Saved entries:
>>>

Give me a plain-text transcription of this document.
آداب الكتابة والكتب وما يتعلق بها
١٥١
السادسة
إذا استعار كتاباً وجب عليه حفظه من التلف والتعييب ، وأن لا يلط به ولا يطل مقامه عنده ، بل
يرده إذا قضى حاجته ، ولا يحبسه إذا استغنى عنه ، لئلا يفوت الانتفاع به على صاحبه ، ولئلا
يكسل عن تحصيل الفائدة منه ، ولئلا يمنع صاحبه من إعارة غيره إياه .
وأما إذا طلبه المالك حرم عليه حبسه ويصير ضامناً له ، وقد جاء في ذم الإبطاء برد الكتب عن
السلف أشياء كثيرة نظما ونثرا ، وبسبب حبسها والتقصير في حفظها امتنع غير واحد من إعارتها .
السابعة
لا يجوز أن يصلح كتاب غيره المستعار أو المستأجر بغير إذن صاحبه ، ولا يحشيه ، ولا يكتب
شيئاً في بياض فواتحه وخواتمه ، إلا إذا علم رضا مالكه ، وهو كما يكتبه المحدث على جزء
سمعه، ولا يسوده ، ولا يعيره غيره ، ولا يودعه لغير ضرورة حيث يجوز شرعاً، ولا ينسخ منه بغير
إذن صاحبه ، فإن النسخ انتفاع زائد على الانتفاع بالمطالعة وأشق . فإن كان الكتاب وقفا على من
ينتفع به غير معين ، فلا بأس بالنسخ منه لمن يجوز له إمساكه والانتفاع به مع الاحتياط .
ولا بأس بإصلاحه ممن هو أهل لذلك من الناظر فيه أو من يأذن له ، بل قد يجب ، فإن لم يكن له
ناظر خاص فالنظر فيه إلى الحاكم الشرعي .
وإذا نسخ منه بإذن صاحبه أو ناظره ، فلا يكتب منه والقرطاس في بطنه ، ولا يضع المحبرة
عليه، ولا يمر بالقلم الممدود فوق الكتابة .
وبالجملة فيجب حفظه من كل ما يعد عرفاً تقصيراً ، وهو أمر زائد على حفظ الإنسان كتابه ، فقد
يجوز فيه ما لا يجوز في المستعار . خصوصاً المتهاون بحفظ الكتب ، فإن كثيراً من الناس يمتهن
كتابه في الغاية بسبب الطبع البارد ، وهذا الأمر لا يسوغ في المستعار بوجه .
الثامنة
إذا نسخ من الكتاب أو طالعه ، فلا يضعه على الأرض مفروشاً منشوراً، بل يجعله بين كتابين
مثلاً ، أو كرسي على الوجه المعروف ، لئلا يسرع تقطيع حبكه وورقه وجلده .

<<<

#### SET EXERCISE
Check each line above for the string "يجوز" and show the ones that have it.

#### ANSWER TO THE EXERCISE
لا يجوز أن يصلح كتاب غيره المستعار أو المستأجر بغير إذن صاحبه ، ولا يحشيه ، ولا يكتب
سمعه، ولا يسوده ، ولا يعيره غيره ، ولا يودعه لغير ضرورة حيث يجوز شرعاً، ولا ينسخ منه بغير
ينتفع به غير معين ، فلا بأس بالنسخ منه لمن يجوز له إمساكه والانتفاع به مع الاحتياط .
يجوز فيه ما لا يجوز في المستعار . خصوصاً المتهاون بحفظ الكتب ، فإن كثيراً من الناس يمتهن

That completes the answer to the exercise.